- [TASK PROMPT]: Using the listing below, please gather every line containing the word "data".

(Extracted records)
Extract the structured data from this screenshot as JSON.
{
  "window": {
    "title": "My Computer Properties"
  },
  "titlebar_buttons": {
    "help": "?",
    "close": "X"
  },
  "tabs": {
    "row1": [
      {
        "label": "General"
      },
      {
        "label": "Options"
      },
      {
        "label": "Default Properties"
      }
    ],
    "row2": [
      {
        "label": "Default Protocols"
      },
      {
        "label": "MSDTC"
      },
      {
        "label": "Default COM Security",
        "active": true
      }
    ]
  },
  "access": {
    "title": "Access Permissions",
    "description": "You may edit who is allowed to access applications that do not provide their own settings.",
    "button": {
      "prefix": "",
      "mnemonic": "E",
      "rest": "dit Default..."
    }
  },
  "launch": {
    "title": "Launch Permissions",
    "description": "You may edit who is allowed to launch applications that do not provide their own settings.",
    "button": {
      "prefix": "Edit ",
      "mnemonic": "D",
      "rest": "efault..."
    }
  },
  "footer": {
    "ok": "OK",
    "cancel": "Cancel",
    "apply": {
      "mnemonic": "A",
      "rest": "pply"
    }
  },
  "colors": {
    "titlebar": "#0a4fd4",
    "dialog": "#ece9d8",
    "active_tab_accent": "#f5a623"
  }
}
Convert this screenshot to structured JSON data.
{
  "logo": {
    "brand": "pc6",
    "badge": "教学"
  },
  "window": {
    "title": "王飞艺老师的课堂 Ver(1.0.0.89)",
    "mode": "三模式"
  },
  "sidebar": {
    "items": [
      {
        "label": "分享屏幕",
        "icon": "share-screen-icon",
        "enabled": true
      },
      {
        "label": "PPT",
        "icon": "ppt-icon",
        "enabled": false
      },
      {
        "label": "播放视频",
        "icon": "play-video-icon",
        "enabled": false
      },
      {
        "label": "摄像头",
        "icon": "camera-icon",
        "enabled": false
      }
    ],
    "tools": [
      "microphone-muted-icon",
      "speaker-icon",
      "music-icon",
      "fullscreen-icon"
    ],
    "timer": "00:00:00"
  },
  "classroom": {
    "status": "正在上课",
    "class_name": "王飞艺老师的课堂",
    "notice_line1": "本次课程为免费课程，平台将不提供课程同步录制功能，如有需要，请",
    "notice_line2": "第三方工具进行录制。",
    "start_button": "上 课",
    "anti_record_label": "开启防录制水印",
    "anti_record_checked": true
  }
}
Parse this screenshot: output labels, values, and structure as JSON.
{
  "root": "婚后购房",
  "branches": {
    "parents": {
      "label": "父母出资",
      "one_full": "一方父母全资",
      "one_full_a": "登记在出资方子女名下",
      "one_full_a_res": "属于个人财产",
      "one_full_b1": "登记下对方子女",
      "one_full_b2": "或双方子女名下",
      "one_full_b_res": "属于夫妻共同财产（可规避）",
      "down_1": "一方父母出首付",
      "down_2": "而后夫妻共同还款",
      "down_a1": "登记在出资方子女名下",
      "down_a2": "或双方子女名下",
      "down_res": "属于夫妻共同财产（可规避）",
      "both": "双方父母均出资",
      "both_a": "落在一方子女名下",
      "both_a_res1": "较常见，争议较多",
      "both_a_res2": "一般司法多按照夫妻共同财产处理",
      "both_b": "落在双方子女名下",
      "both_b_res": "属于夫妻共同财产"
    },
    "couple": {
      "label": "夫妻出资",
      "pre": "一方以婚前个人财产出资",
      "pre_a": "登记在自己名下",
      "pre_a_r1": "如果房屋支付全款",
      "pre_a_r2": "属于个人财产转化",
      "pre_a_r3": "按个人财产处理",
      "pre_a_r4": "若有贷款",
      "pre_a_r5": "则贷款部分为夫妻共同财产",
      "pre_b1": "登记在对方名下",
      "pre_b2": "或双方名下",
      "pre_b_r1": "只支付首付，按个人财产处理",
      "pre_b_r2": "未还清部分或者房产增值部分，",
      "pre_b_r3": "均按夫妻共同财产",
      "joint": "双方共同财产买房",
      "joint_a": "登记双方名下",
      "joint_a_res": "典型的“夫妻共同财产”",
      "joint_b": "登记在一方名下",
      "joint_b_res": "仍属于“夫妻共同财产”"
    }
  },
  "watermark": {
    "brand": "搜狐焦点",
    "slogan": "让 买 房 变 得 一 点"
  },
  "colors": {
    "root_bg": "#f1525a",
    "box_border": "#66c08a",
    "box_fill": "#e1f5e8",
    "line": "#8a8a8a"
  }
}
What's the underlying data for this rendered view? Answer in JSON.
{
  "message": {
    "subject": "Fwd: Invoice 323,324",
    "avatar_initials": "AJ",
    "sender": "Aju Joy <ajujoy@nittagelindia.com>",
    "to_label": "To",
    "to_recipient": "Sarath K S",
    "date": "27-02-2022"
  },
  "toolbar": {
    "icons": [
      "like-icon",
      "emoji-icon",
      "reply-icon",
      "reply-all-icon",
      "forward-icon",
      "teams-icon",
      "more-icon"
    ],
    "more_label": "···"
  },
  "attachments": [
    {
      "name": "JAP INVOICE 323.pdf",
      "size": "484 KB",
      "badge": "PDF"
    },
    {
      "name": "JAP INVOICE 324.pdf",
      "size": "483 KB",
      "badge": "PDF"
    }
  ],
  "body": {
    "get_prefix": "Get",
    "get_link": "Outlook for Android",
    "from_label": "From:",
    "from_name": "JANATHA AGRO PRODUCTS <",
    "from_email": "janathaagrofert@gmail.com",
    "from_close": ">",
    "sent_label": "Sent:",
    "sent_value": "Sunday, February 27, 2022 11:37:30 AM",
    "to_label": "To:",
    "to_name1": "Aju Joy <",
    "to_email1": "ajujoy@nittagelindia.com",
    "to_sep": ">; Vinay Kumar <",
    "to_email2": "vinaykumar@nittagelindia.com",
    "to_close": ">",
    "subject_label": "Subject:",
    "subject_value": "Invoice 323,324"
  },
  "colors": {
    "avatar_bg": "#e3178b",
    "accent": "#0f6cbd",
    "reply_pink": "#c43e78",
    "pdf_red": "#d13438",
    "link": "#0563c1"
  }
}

- [PROBLEM SOLUTION]:
Extract the structured data from this screenshot as JSON.
Convert this screenshot to structured JSON data.
What's the underlying data for this rendered view? Answer in JSON.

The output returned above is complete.